Saved entries:
__________________________________________________
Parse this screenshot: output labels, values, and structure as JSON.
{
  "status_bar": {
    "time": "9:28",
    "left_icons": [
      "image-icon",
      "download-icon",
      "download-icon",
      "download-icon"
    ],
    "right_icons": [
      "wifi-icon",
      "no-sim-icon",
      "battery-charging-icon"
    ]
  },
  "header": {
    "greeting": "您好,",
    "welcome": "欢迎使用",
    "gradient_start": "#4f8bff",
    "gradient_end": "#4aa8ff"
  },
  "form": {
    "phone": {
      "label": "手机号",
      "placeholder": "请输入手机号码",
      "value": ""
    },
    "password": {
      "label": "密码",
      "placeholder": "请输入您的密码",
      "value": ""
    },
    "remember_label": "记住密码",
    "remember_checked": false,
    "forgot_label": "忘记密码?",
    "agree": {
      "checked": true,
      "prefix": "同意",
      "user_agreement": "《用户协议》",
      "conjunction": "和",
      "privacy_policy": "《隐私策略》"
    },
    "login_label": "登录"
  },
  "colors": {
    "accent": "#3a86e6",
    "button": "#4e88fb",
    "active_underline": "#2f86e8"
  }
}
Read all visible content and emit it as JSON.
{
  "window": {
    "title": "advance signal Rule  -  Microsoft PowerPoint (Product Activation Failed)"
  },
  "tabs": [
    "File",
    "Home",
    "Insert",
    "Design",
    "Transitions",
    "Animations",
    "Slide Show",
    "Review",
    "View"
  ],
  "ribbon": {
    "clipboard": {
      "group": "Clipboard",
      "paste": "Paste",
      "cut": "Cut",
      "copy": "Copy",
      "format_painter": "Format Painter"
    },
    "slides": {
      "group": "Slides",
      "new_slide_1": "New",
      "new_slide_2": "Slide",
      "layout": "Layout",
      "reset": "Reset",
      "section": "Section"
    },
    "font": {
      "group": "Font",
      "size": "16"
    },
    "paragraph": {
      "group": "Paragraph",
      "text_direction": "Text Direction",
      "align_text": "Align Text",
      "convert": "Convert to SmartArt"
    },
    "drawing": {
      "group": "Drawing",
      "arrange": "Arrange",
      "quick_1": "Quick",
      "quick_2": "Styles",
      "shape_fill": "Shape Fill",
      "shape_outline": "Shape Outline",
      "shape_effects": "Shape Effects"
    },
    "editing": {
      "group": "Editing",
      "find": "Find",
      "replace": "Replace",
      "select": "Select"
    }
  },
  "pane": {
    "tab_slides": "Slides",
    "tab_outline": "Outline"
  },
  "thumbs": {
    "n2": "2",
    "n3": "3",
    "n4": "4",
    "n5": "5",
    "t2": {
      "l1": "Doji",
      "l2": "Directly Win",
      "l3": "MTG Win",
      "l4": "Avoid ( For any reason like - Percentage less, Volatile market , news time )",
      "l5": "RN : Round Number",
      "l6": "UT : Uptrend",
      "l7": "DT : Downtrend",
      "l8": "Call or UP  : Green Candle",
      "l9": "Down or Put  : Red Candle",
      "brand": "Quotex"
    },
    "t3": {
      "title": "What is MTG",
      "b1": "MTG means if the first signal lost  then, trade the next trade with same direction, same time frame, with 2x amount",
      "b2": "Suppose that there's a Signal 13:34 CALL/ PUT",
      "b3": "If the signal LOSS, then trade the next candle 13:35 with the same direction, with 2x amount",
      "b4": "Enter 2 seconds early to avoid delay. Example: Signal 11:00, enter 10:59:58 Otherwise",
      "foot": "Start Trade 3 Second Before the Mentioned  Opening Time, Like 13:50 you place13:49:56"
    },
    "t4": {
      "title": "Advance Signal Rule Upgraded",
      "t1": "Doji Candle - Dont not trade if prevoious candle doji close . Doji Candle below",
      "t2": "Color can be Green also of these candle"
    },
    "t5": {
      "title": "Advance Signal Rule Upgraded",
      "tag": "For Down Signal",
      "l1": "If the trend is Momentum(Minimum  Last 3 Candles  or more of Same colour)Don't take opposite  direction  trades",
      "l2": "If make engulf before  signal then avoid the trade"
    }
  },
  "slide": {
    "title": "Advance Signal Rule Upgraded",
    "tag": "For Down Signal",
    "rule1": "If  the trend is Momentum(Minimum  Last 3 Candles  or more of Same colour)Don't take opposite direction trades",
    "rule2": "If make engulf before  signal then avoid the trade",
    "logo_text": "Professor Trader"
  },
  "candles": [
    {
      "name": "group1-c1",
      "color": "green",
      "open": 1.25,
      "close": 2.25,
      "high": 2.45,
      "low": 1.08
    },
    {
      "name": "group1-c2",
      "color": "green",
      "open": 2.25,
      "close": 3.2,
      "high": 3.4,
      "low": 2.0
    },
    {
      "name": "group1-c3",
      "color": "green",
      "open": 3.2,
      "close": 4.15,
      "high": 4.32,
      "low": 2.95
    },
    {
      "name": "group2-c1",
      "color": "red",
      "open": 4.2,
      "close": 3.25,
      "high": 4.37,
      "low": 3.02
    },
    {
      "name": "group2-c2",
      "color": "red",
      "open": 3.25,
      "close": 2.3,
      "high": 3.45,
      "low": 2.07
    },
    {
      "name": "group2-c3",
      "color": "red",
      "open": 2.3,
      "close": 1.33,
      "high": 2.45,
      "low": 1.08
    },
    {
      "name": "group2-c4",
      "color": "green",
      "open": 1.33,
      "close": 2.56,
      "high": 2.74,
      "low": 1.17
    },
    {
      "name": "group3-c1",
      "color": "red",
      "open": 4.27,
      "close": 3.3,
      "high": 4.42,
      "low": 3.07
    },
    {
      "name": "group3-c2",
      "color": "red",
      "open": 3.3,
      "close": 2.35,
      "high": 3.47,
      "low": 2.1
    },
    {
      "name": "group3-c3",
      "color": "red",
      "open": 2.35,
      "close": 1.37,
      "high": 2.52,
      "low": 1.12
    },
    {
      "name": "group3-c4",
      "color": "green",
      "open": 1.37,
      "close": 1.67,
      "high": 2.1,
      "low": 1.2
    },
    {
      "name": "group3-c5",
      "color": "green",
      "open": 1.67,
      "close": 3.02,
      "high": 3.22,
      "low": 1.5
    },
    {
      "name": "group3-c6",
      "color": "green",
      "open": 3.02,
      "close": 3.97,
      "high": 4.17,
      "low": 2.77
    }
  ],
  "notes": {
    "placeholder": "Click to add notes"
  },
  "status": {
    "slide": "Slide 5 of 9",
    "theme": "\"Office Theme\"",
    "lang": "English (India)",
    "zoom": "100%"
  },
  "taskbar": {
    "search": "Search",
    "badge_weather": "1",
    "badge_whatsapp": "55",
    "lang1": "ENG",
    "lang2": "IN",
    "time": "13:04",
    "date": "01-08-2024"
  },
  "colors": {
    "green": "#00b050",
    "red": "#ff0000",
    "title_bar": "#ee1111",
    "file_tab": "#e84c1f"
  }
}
__________________________________________________
=== Required task ===
Each entry is to be returned in full, character for character.

=== Output below ===
Parse this screenshot: output labels, values, and structure as JSON.
{
  "status_bar": {
    "time": "9:28",
    "left_icons": [
      "image-icon",
      "download-icon",
      "download-icon",
      "download-icon"
    ],
    "right_icons": [
      "wifi-icon",
      "no-sim-icon",
      "battery-charging-icon"
    ]
  },
  "header": {
    "greeting": "您好,",
    "welcome": "欢迎使用",
    "gradient_start": "#4f8bff",
    "gradient_end": "#4aa8ff"
  },
  "form": {
    "phone": {
      "label": "手机号",
      "placeholder": "请输入手机号码",
      "value": ""
    },
    "password": {
      "label": "密码",
      "placeholder": "请输入您的密码",
      "value": ""
    },
    "remember_label": "记住密码",
    "remember_checked": false,
    "forgot_label": "忘记密码?",
    "agree": {
      "checked": true,
      "prefix": "同意",
      "user_agreement": "《用户协议》",
      "conjunction": "和",
      "privacy_policy": "《隐私策略》"
    },
    "login_label": "登录"
  },
  "colors": {
    "accent": "#3a86e6",
    "button": "#4e88fb",
    "active_underline": "#2f86e8"
  }
}
Read all visible content and emit it as JSON.
{
  "window": {
    "title": "advance signal Rule  -  Microsoft PowerPoint (Product Activation Failed)"
  },
  "tabs": [
    "File",
    "Home",
    "Insert",
    "Design",
    "Transitions",
    "Animations",
    "Slide Show",
    "Review",
    "View"
  ],
  "ribbon": {
    "clipboard": {
      "group": "Clipboard",
      "paste": "Paste",
      "cut": "Cut",
      "copy": "Copy",
      "format_painter": "Format Painter"
    },
    "slides": {
      "group": "Slides",
      "new_slide_1": "New",
      "new_slide_2": "Slide",
      "layout": "Layout",
      "reset": "Reset",
      "section": "Section"
    },
    "font": {
      "group": "Font",
      "size": "16"
    },
    "paragraph": {
      "group": "Paragraph",
      "text_direction": "Text Direction",
      "align_text": "Align Text",
      "convert": "Convert to SmartArt"
    },
    "drawing": {
      "group": "Drawing",
      "arrange": "Arrange",
      "quick_1": "Quick",
      "quick_2": "Styles",
      "shape_fill": "Shape Fill",
      "shape_outline": "Shape Outline",
      "shape_effects": "Shape Effects"
    },
    "editing": {
      "group": "Editing",
      "find": "Find",
      "replace": "Replace",
      "select": "Select"
    }
  },
  "pane": {
    "tab_slides": "Slides",
    "tab_outline": "Outline"
  },
  "thumbs": {
    "n2": "2",
    "n3": "3",
    "n4": "4",
    "n5": "5",
    "t2": {
      "l1": "Doji",
      "l2": "Directly Win",
      "l3": "MTG Win",
      "l4": "Avoid ( For any reason like - Percentage less, Volatile market , news time )",
      "l5": "RN : Round Number",
      "l6": "UT : Uptrend",
      "l7": "DT : Downtrend",
      "l8": "Call or UP  : Green Candle",
      "l9": "Down or Put  : Red Candle",
      "brand": "Quotex"
    },
    "t3": {
      "title": "What is MTG",
      "b1": "MTG means if the first signal lost  then, trade the next trade with same direction, same time frame, with 2x amount",
      "b2": "Suppose that there's a Signal 13:34 CALL/ PUT",
      "b3": "If the signal LOSS, then trade the next candle 13:35 with the same direction, with 2x amount",
      "b4": "Enter 2 seconds early to avoid delay. Example: Signal 11:00, enter 10:59:58 Otherwise",
      "foot": "Start Trade 3 Second Before the Mentioned  Opening Time, Like 13:50 you place13:49:56"
    },
    "t4": {
      "title": "Advance Signal Rule Upgraded",
      "t1": "Doji Candle - Dont not trade if prevoious candle doji close . Doji Candle below",
      "t2": "Color can be Green also of these candle"
    },
    "t5": {
      "title": "Advance Signal Rule Upgraded",
      "tag": "For Down Signal",
      "l1": "If the trend is Momentum(Minimum  Last 3 Candles  or more of Same colour)Don't take opposite  direction  trades",
      "l2": "If make engulf before  signal then avoid the trade"
    }
  },
  "slide": {
    "title": "Advance Signal Rule Upgraded",
    "tag": "For Down Signal",
    "rule1": "If  the trend is Momentum(Minimum  Last 3 Candles  or more of Same colour)Don't take opposite direction trades",
    "rule2": "If make engulf before  signal then avoid the trade",
    "logo_text": "Professor Trader"
  },
  "candles": [
    {
      "name": "group1-c1",
      "color": "green",
      "open": 1.25,
      "close": 2.25,
      "high": 2.45,
      "low": 1.08
    },
    {
      "name": "group1-c2",
      "color": "green",
      "open": 2.25,
      "close": 3.2,
      "high": 3.4,
      "low": 2.0
    },
    {
      "name": "group1-c3",
      "color": "green",
      "open": 3.2,
      "close": 4.15,
      "high": 4.32,
      "low": 2.95
    },
    {
      "name": "group2-c1",
      "color": "red",
      "open": 4.2,
      "close": 3.25,
      "high": 4.37,
      "low": 3.02
    },
    {
      "name": "group2-c2",
      "color": "red",
      "open": 3.25,
      "close": 2.3,
      "high": 3.45,
      "low": 2.07
    },
    {
      "name": "group2-c3",
      "color": "red",
      "open": 2.3,
      "close": 1.33,
      "high": 2.45,
      "low": 1.08
    },
    {
      "name": "group2-c4",
      "color": "green",
      "open": 1.33,
      "close": 2.56,
      "high": 2.74,
      "low": 1.17
    },
    {
      "name": "group3-c1",
      "color": "red",
      "open": 4.27,
      "close": 3.3,
      "high": 4.42,
      "low": 3.07
    },
    {
      "name": "group3-c2",
      "color": "red",
      "open": 3.3,
      "close": 2.35,
      "high": 3.47,
      "low": 2.1
    },
    {
      "name": "group3-c3",
      "color": "red",
      "open": 2.35,
      "close": 1.37,
      "high": 2.52,
      "low": 1.12
    },
    {
      "name": "group3-c4",
      "color": "green",
      "open": 1.37,
      "close": 1.67,
      "high": 2.1,
      "low": 1.2
    },
    {
      "name": "group3-c5",
      "color": "green",
      "open": 1.67,
      "close": 3.02,
      "high": 3.22,
      "low": 1.5
    },
    {
      "name": "group3-c6",
      "color": "green",
      "open": 3.02,
      "close": 3.97,
      "high": 4.17,
      "low": 2.77
    }
  ],
  "notes": {
    "placeholder": "Click to add notes"
  },
  "status": {
    "slide": "Slide 5 of 9",
    "theme": "\"Office Theme\"",
    "lang": "English (India)",
    "zoom": "100%"
  },
  "taskbar": {
    "search": "Search",
    "badge_weather": "1",
    "badge_whatsapp": "55",
    "lang1": "ENG",
    "lang2": "IN",
    "time": "13:04",
    "date": "01-08-2024"
  },
  "colors": {
    "green": "#00b050",
    "red": "#ff0000",
    "title_bar": "#ee1111",
    "file_tab": "#e84c1f"
  }
}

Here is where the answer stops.